**DOCUMENT PASSAGE:**
★ ★ ★ ★

Sebastian, great you found time for it! I didn't :/ (Stats are worth a tweet, IMHO :)

Egon

On Fri, Sep 23, 2016 at 12:20 PM, Sebastian Burgstaller <sebastian.burgstaller@gmail.com> wrote:
Hi Denny,
Sorry, I missed this email. just did the calculation for InChI string
lengths on the 92 Mio PubChem compounds:
  99% 99.9%  100%
  311   676  4502

That said, there is not upper limit for the length, but 4502 is the
longest string in the PubChem database. The other IDs, canonical and
isomeric SMILES have the same distribution shape, but are overall
slightly shorter.

Best,
Sebastian

On Sun, Sep 18, 2016 at 9:19 PM, Denny Vrandečić <vrandecic@gmail.com> wrote:
> Can you figure out what a good limit would be for these two use cases? I.e.
> what would support 99%, 99.9%, and 100%?
>
>
> On Sun, Sep 18, 2016, 12:27 Egon Willighagen <egon.willighagen@gmail.com>
> wrote:
>>
>> Hi all,
>>
>> sorry for joining the party late...
>>
>> On Tue, Sep 13, 2016 at 11:39 AM, Sebastian Burgstaller
>> <sebastian.burgstaller@gmail.com> wrote:
>> > I think this topic might have been discussed many months ago. For
>> > certain data types in the chemical compound space (P233, canonical
>> > smiles, P2017 isomeric smiles and P234 Inchi key) a higher character
>> > limit than 400 would be really helpful (1500 to 2000 chars (I sense
>> > that this might cause problems with SPARQL)). Are there any plans on
>> > implementing this? In general, for quality assurance, many string
>> > property types would profit from a fixed max string length.

★ ★ ★ ★

(Stored items from a collection)
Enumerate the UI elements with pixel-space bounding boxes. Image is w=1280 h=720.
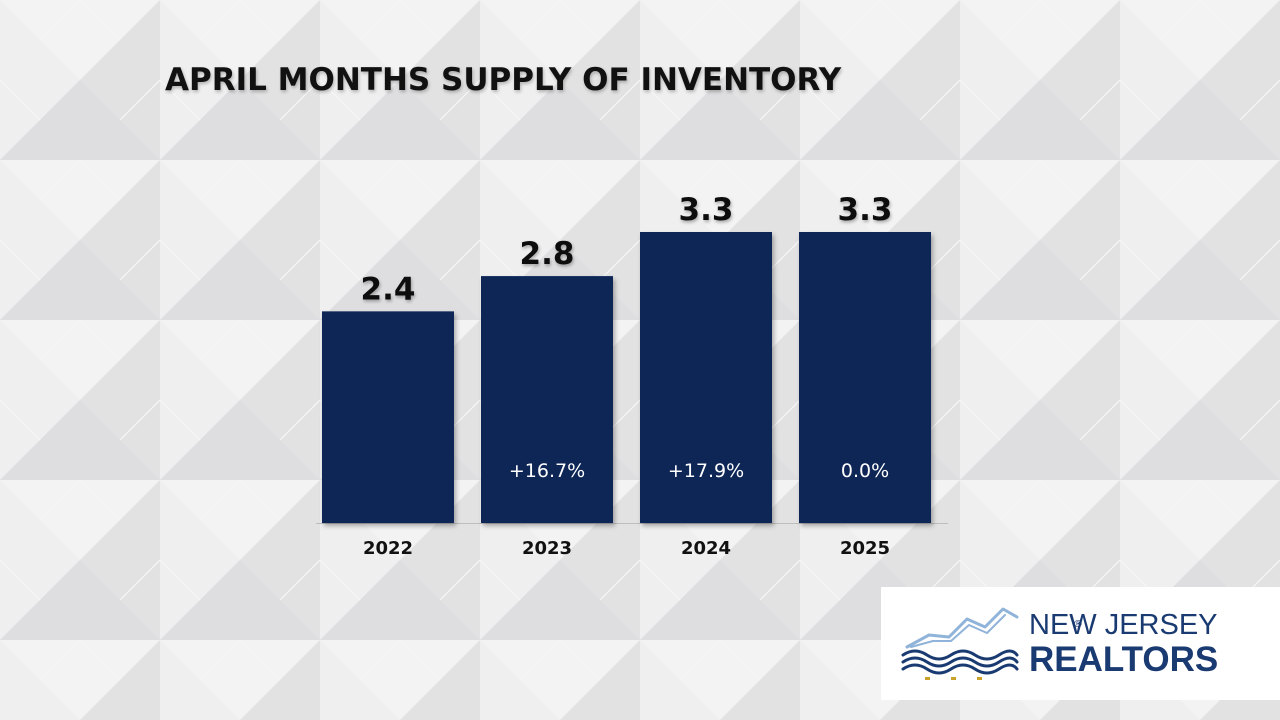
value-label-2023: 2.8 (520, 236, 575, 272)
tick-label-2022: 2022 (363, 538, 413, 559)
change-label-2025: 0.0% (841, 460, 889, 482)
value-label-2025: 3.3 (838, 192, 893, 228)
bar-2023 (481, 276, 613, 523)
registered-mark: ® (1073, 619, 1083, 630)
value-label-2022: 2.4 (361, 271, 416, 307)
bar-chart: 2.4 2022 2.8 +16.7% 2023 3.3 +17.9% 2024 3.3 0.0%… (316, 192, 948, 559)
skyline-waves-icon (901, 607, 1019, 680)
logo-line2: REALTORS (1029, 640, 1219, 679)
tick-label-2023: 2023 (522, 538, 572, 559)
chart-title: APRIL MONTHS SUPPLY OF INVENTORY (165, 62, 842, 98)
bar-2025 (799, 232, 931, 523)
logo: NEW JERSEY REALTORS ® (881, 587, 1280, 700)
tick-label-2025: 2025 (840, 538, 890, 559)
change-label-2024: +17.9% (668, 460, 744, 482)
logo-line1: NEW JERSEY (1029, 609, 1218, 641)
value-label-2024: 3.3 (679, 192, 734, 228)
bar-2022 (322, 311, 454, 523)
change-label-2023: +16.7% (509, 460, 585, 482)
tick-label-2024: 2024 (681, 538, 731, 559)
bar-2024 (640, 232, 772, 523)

★ ★ ★ ★

**WHAT THE TASK ASKS:** Condense the paragraph of the thread on chemical string lengths that begins "That said, there is not upper limit" into no more than two sentences, keeping its main facts.

**THE ANSWER:** InChI strings have no upper length limit, but the longest one in the PubChem database is 4502 characters. The other IDs, canonical and isomeric SMILES, follow the same distribution shape but are slightly shorter overall.